---- Records

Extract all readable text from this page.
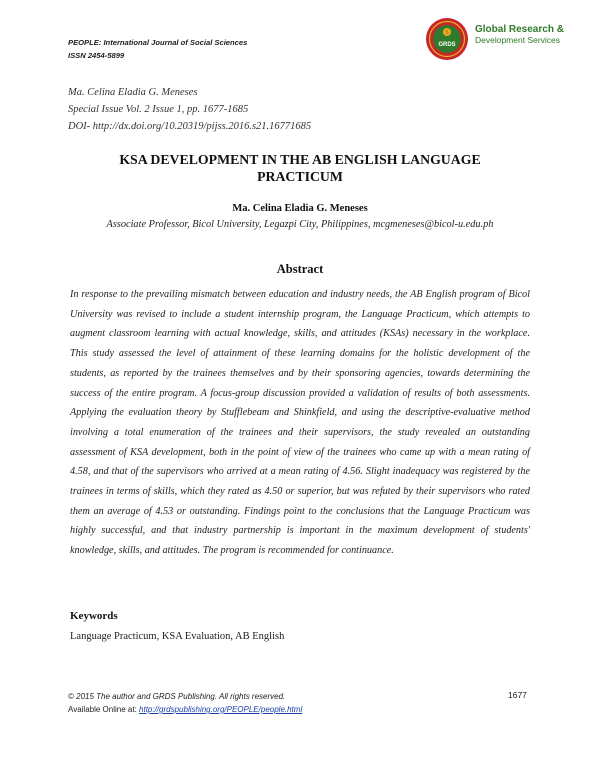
PEOPLE: International Journal of Social Sciences
ISSN 2454-5899
S
GRDS
Global Research &
Development Services
Ma. Celina Eladia G. Meneses
Special Issue Vol. 2 Issue 1, pp. 1677-1685
DOI- http://dx.doi.org/10.20319/pijss.2016.s21.16771685
KSA DEVELOPMENT IN THE AB ENGLISH LANGUAGE
PRACTICUM
Ma. Celina Eladia G. Meneses
Associate Professor, Bicol University, Legazpi City, Philippines, mcgmeneses@bicol-u.edu.ph
Abstract
In response to the prevailing mismatch between education and industry needs, the AB English program of Bicol University was revised to include a student internship program, the Language Practicum, which attempts to augment classroom learning with actual knowledge, skills, and attitudes (KSAs) necessary in the workplace. This study assessed the level of attainment of these learning domains for the holistic development of the students, as reported by the trainees themselves and by their sponsoring agencies, towards determining the success of the entire program. A focus-group discussion provided a validation of results of both assessments. Applying the evaluation theory by Stufflebeam and Shinkfield, and using the descriptive-evaluative method involving a total enumeration of the trainees and their supervisors, the study revealed an outstanding assessment of KSA development, both in the point of view of the trainees who came up with a mean rating of 4.58, and that of the supervisors who arrived at a mean rating of 4.56. Slight inadequacy was registered by the trainees in terms of skills, which they rated as 4.50 or superior, but was refuted by their supervisors who rated them an average of 4.53 or outstanding. Findings point to the conclusions that the Language Practicum was highly successful, and that industry partnership is important in the maximum development of students' knowledge, skills, and attitudes. The program is recommended for continuance.
Keywords
Language Practicum, KSA Evaluation, AB English
© 2015 The author and GRDS Publishing. All rights reserved.
Available Online at: http://grdspublishing.org/PEOPLE/people.html
1677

--------

Which lines hold the word "http"? Return all of them from the records above.

Result:
DOI- http://dx.doi.org/10.20319/pijss.2016.s21.16771685
Available Online at: http://grdspublishing.org/PEOPLE/people.html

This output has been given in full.